> **TASK PROMPT**
Quote the records that follow in full, leaving the pictures out.

> **SUPPLIED MATERIAL**
----

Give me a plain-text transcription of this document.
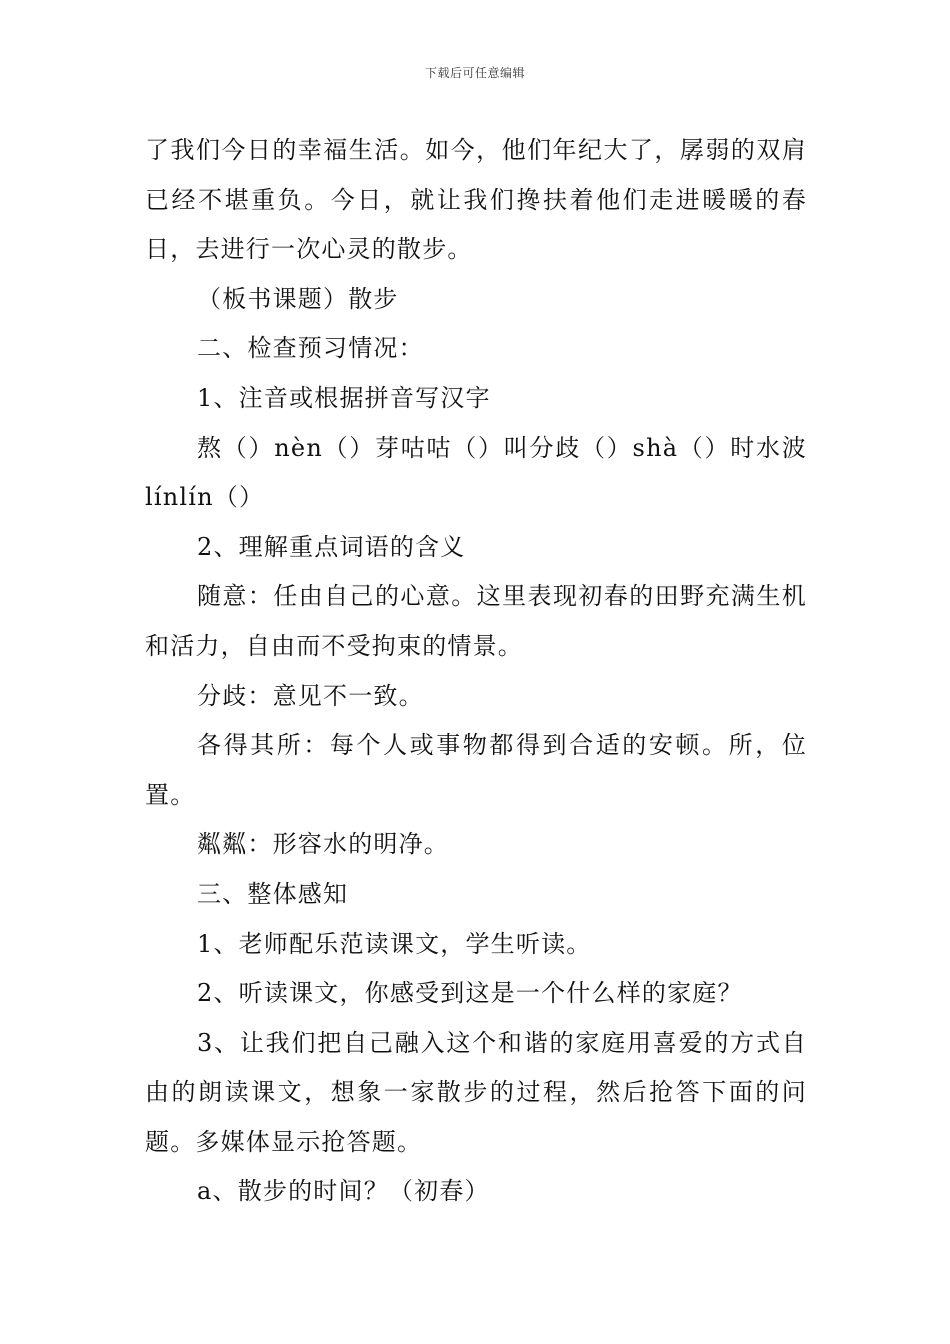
下载后可任意编辑

了我们今日的幸福生活。如今，他们年纪大了，孱弱的双肩已经不堪重负。今日，就让我们搀扶着他们走进暖暖的春日，去进行一次心灵的散步。

（板书课题）散步

二、检查预习情况：

1、注音或根据拼音写汉字

熬（）nèn（）芽咕咕（）叫分歧（）shà（）时水波línlín（）

2、理解重点词语的含义

随意：任由自己的心意。这里表现初春的田野充满生机和活力，自由而不受拘束的情景。

分歧：意见不一致。

各得其所：每个人或事物都得到合适的安顿。所，位置。

粼粼：形容水的明净。

三、整体感知

1、老师配乐范读课文，学生听读。

2、听读课文，你感受到这是一个什么样的家庭？

3、让我们把自己融入这个和谐的家庭用喜爱的方式自由的朗读课文，想象一家散步的过程，然后抢答下面的问题。多媒体显示抢答题。

a、散步的时间？（初春）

----

> **TASK RESULT**
Give me a plain-text transcription of this document.
下载后可任意编辑

了我们今日的幸福生活。如今，他们年纪大了，孱弱的双肩已经不堪重负。今日，就让我们搀扶着他们走进暖暖的春日，去进行一次心灵的散步。

（板书课题）散步

二、检查预习情况：

1、注音或根据拼音写汉字

熬（）nèn（）芽咕咕（）叫分歧（）shà（）时水波línlín（）

2、理解重点词语的含义

随意：任由自己的心意。这里表现初春的田野充满生机和活力，自由而不受拘束的情景。

分歧：意见不一致。

各得其所：每个人或事物都得到合适的安顿。所，位置。

粼粼：形容水的明净。

三、整体感知

1、老师配乐范读课文，学生听读。

2、听读课文，你感受到这是一个什么样的家庭？

3、让我们把自己融入这个和谐的家庭用喜爱的方式自由的朗读课文，想象一家散步的过程，然后抢答下面的问题。多媒体显示抢答题。

a、散步的时间？（初春）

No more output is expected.